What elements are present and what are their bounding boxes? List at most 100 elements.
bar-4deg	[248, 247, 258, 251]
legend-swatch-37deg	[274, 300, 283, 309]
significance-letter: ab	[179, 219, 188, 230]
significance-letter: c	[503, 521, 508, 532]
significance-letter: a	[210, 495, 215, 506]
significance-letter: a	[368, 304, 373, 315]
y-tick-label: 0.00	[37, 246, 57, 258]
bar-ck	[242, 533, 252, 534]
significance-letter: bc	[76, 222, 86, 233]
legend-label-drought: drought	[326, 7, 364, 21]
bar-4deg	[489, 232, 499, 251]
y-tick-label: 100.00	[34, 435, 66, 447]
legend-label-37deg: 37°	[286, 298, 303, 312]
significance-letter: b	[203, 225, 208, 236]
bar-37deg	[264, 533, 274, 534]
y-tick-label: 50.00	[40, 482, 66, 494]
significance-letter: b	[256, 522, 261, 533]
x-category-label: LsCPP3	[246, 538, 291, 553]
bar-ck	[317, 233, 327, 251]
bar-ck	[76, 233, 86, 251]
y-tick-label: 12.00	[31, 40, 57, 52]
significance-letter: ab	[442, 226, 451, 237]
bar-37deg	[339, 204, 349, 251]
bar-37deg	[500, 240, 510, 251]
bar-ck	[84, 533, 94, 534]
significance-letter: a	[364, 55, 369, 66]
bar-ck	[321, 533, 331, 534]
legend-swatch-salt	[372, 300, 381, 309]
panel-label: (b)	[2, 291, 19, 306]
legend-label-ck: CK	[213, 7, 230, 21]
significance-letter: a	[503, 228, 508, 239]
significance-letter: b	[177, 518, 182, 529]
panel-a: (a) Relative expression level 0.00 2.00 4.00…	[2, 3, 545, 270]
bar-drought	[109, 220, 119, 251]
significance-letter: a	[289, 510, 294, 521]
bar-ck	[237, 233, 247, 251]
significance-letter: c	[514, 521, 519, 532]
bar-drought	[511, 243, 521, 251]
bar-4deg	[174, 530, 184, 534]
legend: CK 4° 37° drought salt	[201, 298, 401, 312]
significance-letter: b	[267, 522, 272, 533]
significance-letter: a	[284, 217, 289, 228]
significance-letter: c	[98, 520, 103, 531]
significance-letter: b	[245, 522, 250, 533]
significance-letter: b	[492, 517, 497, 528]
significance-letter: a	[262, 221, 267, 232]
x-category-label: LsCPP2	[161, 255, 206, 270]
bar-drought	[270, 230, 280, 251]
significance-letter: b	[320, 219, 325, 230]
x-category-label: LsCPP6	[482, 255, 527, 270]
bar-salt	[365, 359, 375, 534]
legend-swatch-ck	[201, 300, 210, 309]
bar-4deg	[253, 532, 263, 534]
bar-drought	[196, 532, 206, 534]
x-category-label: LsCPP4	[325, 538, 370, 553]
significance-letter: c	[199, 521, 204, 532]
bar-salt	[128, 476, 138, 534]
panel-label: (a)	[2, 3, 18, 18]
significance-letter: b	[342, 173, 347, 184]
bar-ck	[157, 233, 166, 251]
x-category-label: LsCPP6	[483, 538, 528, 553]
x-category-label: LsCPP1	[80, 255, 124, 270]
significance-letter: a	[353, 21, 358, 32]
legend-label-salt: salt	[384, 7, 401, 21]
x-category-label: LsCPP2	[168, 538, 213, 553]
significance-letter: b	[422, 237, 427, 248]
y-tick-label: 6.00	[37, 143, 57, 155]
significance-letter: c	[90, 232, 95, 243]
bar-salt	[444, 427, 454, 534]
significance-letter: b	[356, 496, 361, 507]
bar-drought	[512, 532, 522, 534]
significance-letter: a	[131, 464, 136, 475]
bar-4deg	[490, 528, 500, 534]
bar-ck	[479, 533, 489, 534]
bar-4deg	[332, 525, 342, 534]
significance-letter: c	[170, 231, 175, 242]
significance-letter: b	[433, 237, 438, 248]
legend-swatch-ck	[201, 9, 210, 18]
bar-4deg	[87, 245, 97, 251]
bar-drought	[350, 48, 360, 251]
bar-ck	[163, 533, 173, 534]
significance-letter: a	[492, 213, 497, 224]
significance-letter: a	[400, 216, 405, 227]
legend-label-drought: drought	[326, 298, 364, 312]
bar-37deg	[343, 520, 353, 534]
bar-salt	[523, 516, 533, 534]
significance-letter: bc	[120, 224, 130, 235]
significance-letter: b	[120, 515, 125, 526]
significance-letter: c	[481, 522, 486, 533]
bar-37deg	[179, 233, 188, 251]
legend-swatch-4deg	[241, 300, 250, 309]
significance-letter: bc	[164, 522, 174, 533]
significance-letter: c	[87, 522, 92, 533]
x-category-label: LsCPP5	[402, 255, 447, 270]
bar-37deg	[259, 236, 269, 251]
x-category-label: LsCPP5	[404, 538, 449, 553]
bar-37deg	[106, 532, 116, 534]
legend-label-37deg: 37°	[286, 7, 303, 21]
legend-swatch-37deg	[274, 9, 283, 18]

### TASK GOAL
Please put every line of the rows above into a JSON list of strings, one string per line, leaving out any blank lines.

### SOLUTION TO THIS EXERCISE
[
  "What elements are present and what are their bounding boxes? List at most 100 elements.",
  "bar-4deg\t[248, 247, 258, 251]",
  "legend-swatch-37deg\t[274, 300, 283, 309]",
  "significance-letter: ab\t[179, 219, 188, 230]",
  "significance-letter: c\t[503, 521, 508, 532]",
  "significance-letter: a\t[210, 495, 215, 506]",
  "significance-letter: a\t[368, 304, 373, 315]",
  "y-tick-label: 0.00\t[37, 246, 57, 258]",
  "bar-ck\t[242, 533, 252, 534]",
  "significance-letter: bc\t[76, 222, 86, 233]",
  "legend-label-drought: drought\t[326, 7, 364, 21]",
  "bar-4deg\t[489, 232, 499, 251]",
  "y-tick-label: 100.00\t[34, 435, 66, 447]",
  "legend-label-37deg: 37°\t[286, 298, 303, 312]",
  "significance-letter: b\t[203, 225, 208, 236]",
  "bar-37deg\t[264, 533, 274, 534]",
  "y-tick-label: 50.00\t[40, 482, 66, 494]",
  "significance-letter: b\t[256, 522, 261, 533]",
  "x-category-label: LsCPP3\t[246, 538, 291, 553]",
  "bar-ck\t[317, 233, 327, 251]",
  "bar-ck\t[76, 233, 86, 251]",
  "y-tick-label: 12.00\t[31, 40, 57, 52]",
  "significance-letter: ab\t[442, 226, 451, 237]",
  "bar-37deg\t[339, 204, 349, 251]",
  "bar-37deg\t[500, 240, 510, 251]",
  "bar-ck\t[84, 533, 94, 534]",
  "significance-letter: a\t[364, 55, 369, 66]",
  "bar-ck\t[321, 533, 331, 534]",
  "legend-swatch-salt\t[372, 300, 381, 309]",
  "panel-label: (b)\t[2, 291, 19, 306]",
  "legend-label-ck: CK\t[213, 7, 230, 21]",
  "significance-letter: a\t[503, 228, 508, 239]",
  "significance-letter: b\t[177, 518, 182, 529]",
  "panel-a: (a) Relative expression level 0.00 2.00 4.00…\t[2, 3, 545, 270]",
  "bar-drought\t[109, 220, 119, 251]",
  "significance-letter: a\t[289, 510, 294, 521]",
  "bar-ck\t[237, 233, 247, 251]",
  "significance-letter: c\t[514, 521, 519, 532]",
  "bar-drought\t[511, 243, 521, 251]",
  "bar-4deg\t[174, 530, 184, 534]",
  "legend: CK 4° 37° drought salt\t[201, 298, 401, 312]",
  "significance-letter: b\t[267, 522, 272, 533]",
  "significance-letter: a\t[284, 217, 289, 228]",
  "significance-letter: c\t[98, 520, 103, 531]",
  "significance-letter: b\t[245, 522, 250, 533]",
  "significance-letter: b\t[492, 517, 497, 528]",
  "significance-letter: a\t[262, 221, 267, 232]",
  "x-category-label: LsCPP2\t[161, 255, 206, 270]",
  "bar-drought\t[270, 230, 280, 251]",
  "significance-letter: b\t[320, 219, 325, 230]",
  "x-category-label: LsCPP6\t[482, 255, 527, 270]",
  "bar-salt\t[365, 359, 375, 534]",
  "legend-swatch-ck\t[201, 300, 210, 309]",
  "bar-4deg\t[253, 532, 263, 534]",
  "bar-drought\t[196, 532, 206, 534]",
  "x-category-label: LsCPP4\t[325, 538, 370, 553]",
  "significance-letter: c\t[199, 521, 204, 532]",
  "bar-salt\t[128, 476, 138, 534]",
  "panel-label: (a)\t[2, 3, 18, 18]",
  "significance-letter: b\t[342, 173, 347, 184]",
  "bar-ck\t[157, 233, 166, 251]",
  "x-category-label: LsCPP6\t[483, 538, 528, 553]",
  "x-category-label: LsCPP1\t[80, 255, 124, 270]",
  "significance-letter: a\t[353, 21, 358, 32]",
  "legend-label-salt: salt\t[384, 7, 401, 21]",
  "x-category-label: LsCPP2\t[168, 538, 213, 553]",
  "significance-letter: b\t[422, 237, 427, 248]",
  "y-tick-label: 6.00\t[37, 143, 57, 155]",
  "significance-letter: c\t[90, 232, 95, 243]",
  "bar-salt\t[444, 427, 454, 534]",
  "significance-letter: b\t[356, 496, 361, 507]",
  "bar-drought\t[512, 532, 522, 534]",
  "significance-letter: a\t[131, 464, 136, 475]",
  "bar-4deg\t[490, 528, 500, 534]",
  "bar-ck\t[479, 533, 489, 534]",
  "bar-4deg\t[332, 525, 342, 534]",
  "significance-letter: c\t[170, 231, 175, 242]",
  "significance-letter: b\t[433, 237, 438, 248]",
  "legend-swatch-ck\t[201, 9, 210, 18]",
  "bar-4deg\t[87, 245, 97, 251]",
  "bar-drought\t[350, 48, 360, 251]",
  "bar-ck\t[163, 533, 173, 534]",
  "significance-letter: a\t[492, 213, 497, 224]",
  "significance-letter: a\t[400, 216, 405, 227]",
  "legend-label-drought: drought\t[326, 298, 364, 312]",
  "bar-37deg\t[343, 520, 353, 534]",
  "bar-salt\t[523, 516, 533, 534]",
  "significance-letter: bc\t[120, 224, 130, 235]",
  "significance-letter: b\t[120, 515, 125, 526]",
  "significance-letter: c\t[481, 522, 486, 533]",
  "bar-37deg\t[179, 233, 188, 251]",
  "legend-swatch-4deg\t[241, 300, 250, 309]",
  "significance-letter: bc\t[164, 522, 174, 533]",
  "significance-letter: c\t[87, 522, 92, 533]",
  "x-category-label: LsCPP5\t[402, 255, 447, 270]",
  "bar-37deg\t[259, 236, 269, 251]",
  "x-category-label: LsCPP5\t[404, 538, 449, 553]",
  "bar-37deg\t[106, 532, 116, 534]",
  "legend-label-37deg: 37°\t[286, 7, 303, 21]",
  "legend-swatch-37deg\t[274, 9, 283, 18]"
]